Set task –
Reproduce the material exactly, omitting nothing.

Provided data –
□ □ □ □

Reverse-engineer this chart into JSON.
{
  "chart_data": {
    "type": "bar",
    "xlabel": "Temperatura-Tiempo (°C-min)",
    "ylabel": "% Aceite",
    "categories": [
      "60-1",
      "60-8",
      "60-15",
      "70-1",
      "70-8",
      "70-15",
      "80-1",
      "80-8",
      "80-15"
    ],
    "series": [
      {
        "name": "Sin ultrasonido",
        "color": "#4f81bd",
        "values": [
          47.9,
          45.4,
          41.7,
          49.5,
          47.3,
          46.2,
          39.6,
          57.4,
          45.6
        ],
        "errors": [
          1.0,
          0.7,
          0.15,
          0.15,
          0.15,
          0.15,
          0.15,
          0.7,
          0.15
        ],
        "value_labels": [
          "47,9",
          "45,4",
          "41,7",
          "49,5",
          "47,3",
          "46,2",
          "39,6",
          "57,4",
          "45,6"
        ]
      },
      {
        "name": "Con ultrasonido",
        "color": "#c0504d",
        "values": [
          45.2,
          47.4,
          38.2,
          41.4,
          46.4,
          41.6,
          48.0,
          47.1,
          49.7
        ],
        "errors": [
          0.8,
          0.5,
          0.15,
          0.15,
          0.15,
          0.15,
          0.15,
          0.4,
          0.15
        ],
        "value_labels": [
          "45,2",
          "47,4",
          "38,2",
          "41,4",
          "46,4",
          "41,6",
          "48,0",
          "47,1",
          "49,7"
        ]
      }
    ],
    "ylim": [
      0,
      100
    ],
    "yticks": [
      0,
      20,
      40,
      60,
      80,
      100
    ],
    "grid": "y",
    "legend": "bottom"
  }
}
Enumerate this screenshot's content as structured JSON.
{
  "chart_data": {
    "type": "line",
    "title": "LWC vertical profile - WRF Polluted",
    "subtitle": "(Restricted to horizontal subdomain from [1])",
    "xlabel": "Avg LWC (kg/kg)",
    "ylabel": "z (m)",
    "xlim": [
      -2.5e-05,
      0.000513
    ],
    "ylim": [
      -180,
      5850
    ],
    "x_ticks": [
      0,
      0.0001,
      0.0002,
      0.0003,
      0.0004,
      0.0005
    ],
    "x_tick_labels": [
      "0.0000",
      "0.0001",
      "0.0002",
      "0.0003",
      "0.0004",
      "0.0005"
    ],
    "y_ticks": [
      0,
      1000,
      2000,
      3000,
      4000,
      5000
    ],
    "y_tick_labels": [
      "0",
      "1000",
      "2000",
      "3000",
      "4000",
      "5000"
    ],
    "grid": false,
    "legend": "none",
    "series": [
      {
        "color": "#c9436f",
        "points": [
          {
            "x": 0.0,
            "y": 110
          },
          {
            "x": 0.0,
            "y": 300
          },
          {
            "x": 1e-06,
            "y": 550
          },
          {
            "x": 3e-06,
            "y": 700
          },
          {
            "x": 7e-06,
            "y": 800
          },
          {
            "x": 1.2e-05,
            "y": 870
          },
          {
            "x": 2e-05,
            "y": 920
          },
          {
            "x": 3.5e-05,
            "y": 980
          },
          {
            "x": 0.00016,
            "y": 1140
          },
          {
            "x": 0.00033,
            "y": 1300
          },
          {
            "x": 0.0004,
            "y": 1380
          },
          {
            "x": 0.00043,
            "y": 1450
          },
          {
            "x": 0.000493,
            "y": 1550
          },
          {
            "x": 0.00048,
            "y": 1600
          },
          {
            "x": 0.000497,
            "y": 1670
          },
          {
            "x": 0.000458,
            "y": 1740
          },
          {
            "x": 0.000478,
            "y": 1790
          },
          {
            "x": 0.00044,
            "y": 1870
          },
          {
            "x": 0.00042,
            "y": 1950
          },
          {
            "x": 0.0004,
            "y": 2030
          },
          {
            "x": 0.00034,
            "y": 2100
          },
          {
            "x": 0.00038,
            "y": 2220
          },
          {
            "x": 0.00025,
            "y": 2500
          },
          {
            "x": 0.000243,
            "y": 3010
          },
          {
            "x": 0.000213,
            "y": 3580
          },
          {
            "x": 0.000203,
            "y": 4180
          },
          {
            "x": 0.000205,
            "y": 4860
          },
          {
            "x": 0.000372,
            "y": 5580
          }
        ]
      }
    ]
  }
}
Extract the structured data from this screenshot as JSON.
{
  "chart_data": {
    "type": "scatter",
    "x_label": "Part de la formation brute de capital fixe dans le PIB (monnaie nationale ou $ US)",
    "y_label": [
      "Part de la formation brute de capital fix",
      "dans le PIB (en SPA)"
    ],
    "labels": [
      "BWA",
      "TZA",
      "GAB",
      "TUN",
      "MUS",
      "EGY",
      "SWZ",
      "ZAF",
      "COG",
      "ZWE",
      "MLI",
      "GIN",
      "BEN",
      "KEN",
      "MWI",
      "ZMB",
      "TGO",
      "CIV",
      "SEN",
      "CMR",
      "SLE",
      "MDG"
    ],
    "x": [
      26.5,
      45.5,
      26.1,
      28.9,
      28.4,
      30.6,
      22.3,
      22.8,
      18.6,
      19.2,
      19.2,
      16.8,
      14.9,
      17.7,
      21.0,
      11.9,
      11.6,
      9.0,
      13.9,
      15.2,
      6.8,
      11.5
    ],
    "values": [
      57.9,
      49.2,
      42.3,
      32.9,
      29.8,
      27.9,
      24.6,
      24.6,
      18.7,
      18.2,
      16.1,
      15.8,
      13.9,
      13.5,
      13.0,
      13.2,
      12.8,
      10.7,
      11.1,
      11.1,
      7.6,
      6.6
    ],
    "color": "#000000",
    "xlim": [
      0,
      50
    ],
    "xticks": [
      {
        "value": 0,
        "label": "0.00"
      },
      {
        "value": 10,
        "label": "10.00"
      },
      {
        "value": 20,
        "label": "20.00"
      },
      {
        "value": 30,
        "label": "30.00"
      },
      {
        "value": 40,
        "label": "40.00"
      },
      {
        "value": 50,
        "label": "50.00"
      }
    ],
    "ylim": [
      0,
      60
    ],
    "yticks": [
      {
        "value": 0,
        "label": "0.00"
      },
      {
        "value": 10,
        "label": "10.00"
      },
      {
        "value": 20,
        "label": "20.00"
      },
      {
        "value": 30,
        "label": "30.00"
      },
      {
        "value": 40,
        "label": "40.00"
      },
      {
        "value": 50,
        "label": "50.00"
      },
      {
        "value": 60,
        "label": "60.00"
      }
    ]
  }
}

□ □ □ □

Result –
Reverse-engineer this chart into JSON.
{
  "chart_data": {
    "type": "bar",
    "xlabel": "Temperatura-Tiempo (°C-min)",
    "ylabel": "% Aceite",
    "categories": [
      "60-1",
      "60-8",
      "60-15",
      "70-1",
      "70-8",
      "70-15",
      "80-1",
      "80-8",
      "80-15"
    ],
    "series": [
      {
        "name": "Sin ultrasonido",
        "color": "#4f81bd",
        "values": [
          47.9,
          45.4,
          41.7,
          49.5,
          47.3,
          46.2,
          39.6,
          57.4,
          45.6
        ],
        "errors": [
          1.0,
          0.7,
          0.15,
          0.15,
          0.15,
          0.15,
          0.15,
          0.7,
          0.15
        ],
        "value_labels": [
          "47,9",
          "45,4",
          "41,7",
          "49,5",
          "47,3",
          "46,2",
          "39,6",
          "57,4",
          "45,6"
        ]
      },
      {
        "name": "Con ultrasonido",
        "color": "#c0504d",
        "values": [
          45.2,
          47.4,
          38.2,
          41.4,
          46.4,
          41.6,
          48.0,
          47.1,
          49.7
        ],
        "errors": [
          0.8,
          0.5,
          0.15,
          0.15,
          0.15,
          0.15,
          0.15,
          0.4,
          0.15
        ],
        "value_labels": [
          "45,2",
          "47,4",
          "38,2",
          "41,4",
          "46,4",
          "41,6",
          "48,0",
          "47,1",
          "49,7"
        ]
      }
    ],
    "ylim": [
      0,
      100
    ],
    "yticks": [
      0,
      20,
      40,
      60,
      80,
      100
    ],
    "grid": "y",
    "legend": "bottom"
  }
}
Enumerate this screenshot's content as structured JSON.
{
  "chart_data": {
    "type": "line",
    "title": "LWC vertical profile - WRF Polluted",
    "subtitle": "(Restricted to horizontal subdomain from [1])",
    "xlabel": "Avg LWC (kg/kg)",
    "ylabel": "z (m)",
    "xlim": [
      -2.5e-05,
      0.000513
    ],
    "ylim": [
      -180,
      5850
    ],
    "x_ticks": [
      0,
      0.0001,
      0.0002,
      0.0003,
      0.0004,
      0.0005
    ],
    "x_tick_labels": [
      "0.0000",
      "0.0001",
      "0.0002",
      "0.0003",
      "0.0004",
      "0.0005"
    ],
    "y_ticks": [
      0,
      1000,
      2000,
      3000,
      4000,
      5000
    ],
    "y_tick_labels": [
      "0",
      "1000",
      "2000",
      "3000",
      "4000",
      "5000"
    ],
    "grid": false,
    "legend": "none",
    "series": [
      {
        "color": "#c9436f",
        "points": [
          {
            "x": 0.0,
            "y": 110
          },
          {
            "x": 0.0,
            "y": 300
          },
          {
            "x": 1e-06,
            "y": 550
          },
          {
            "x": 3e-06,
            "y": 700
          },
          {
            "x": 7e-06,
            "y": 800
          },
          {
            "x": 1.2e-05,
            "y": 870
          },
          {
            "x": 2e-05,
            "y": 920
          },
          {
            "x": 3.5e-05,
            "y": 980
          },
          {
            "x": 0.00016,
            "y": 1140
          },
          {
            "x": 0.00033,
            "y": 1300
          },
          {
            "x": 0.0004,
            "y": 1380
          },
          {
            "x": 0.00043,
            "y": 1450
          },
          {
            "x": 0.000493,
            "y": 1550
          },
          {
            "x": 0.00048,
            "y": 1600
          },
          {
            "x": 0.000497,
            "y": 1670
          },
          {
            "x": 0.000458,
            "y": 1740
          },
          {
            "x": 0.000478,
            "y": 1790
          },
          {
            "x": 0.00044,
            "y": 1870
          },
          {
            "x": 0.00042,
            "y": 1950
          },
          {
            "x": 0.0004,
            "y": 2030
          },
          {
            "x": 0.00034,
            "y": 2100
          },
          {
            "x": 0.00038,
            "y": 2220
          },
          {
            "x": 0.00025,
            "y": 2500
          },
          {
            "x": 0.000243,
            "y": 3010
          },
          {
            "x": 0.000213,
            "y": 3580
          },
          {
            "x": 0.000203,
            "y": 4180
          },
          {
            "x": 0.000205,
            "y": 4860
          },
          {
            "x": 0.000372,
            "y": 5580
          }
        ]
      }
    ]
  }
}
Extract the structured data from this screenshot as JSON.
{
  "chart_data": {
    "type": "scatter",
    "x_label": "Part de la formation brute de capital fixe dans le PIB (monnaie nationale ou $ US)",
    "y_label": [
      "Part de la formation brute de capital fix",
      "dans le PIB (en SPA)"
    ],
    "labels": [
      "BWA",
      "TZA",
      "GAB",
      "TUN",
      "MUS",
      "EGY",
      "SWZ",
      "ZAF",
      "COG",
      "ZWE",
      "MLI",
      "GIN",
      "BEN",
      "KEN",
      "MWI",
      "ZMB",
      "TGO",
      "CIV",
      "SEN",
      "CMR",
      "SLE",
      "MDG"
    ],
    "x": [
      26.5,
      45.5,
      26.1,
      28.9,
      28.4,
      30.6,
      22.3,
      22.8,
      18.6,
      19.2,
      19.2,
      16.8,
      14.9,
      17.7,
      21.0,
      11.9,
      11.6,
      9.0,
      13.9,
      15.2,
      6.8,
      11.5
    ],
    "values": [
      57.9,
      49.2,
      42.3,
      32.9,
      29.8,
      27.9,
      24.6,
      24.6,
      18.7,
      18.2,
      16.1,
      15.8,
      13.9,
      13.5,
      13.0,
      13.2,
      12.8,
      10.7,
      11.1,
      11.1,
      7.6,
      6.6
    ],
    "color": "#000000",
    "xlim": [
      0,
      50
    ],
    "xticks": [
      {
        "value": 0,
        "label": "0.00"
      },
      {
        "value": 10,
        "label": "10.00"
      },
      {
        "value": 20,
        "label": "20.00"
      },
      {
        "value": 30,
        "label": "30.00"
      },
      {
        "value": 40,
        "label": "40.00"
      },
      {
        "value": 50,
        "label": "50.00"
      }
    ],
    "ylim": [
      0,
      60
    ],
    "yticks": [
      {
        "value": 0,
        "label": "0.00"
      },
      {
        "value": 10,
        "label": "10.00"
      },
      {
        "value": 20,
        "label": "20.00"
      },
      {
        "value": 30,
        "label": "30.00"
      },
      {
        "value": 40,
        "label": "40.00"
      },
      {
        "value": 50,
        "label": "50.00"
      },
      {
        "value": 60,
        "label": "60.00"
      }
    ]
  }
}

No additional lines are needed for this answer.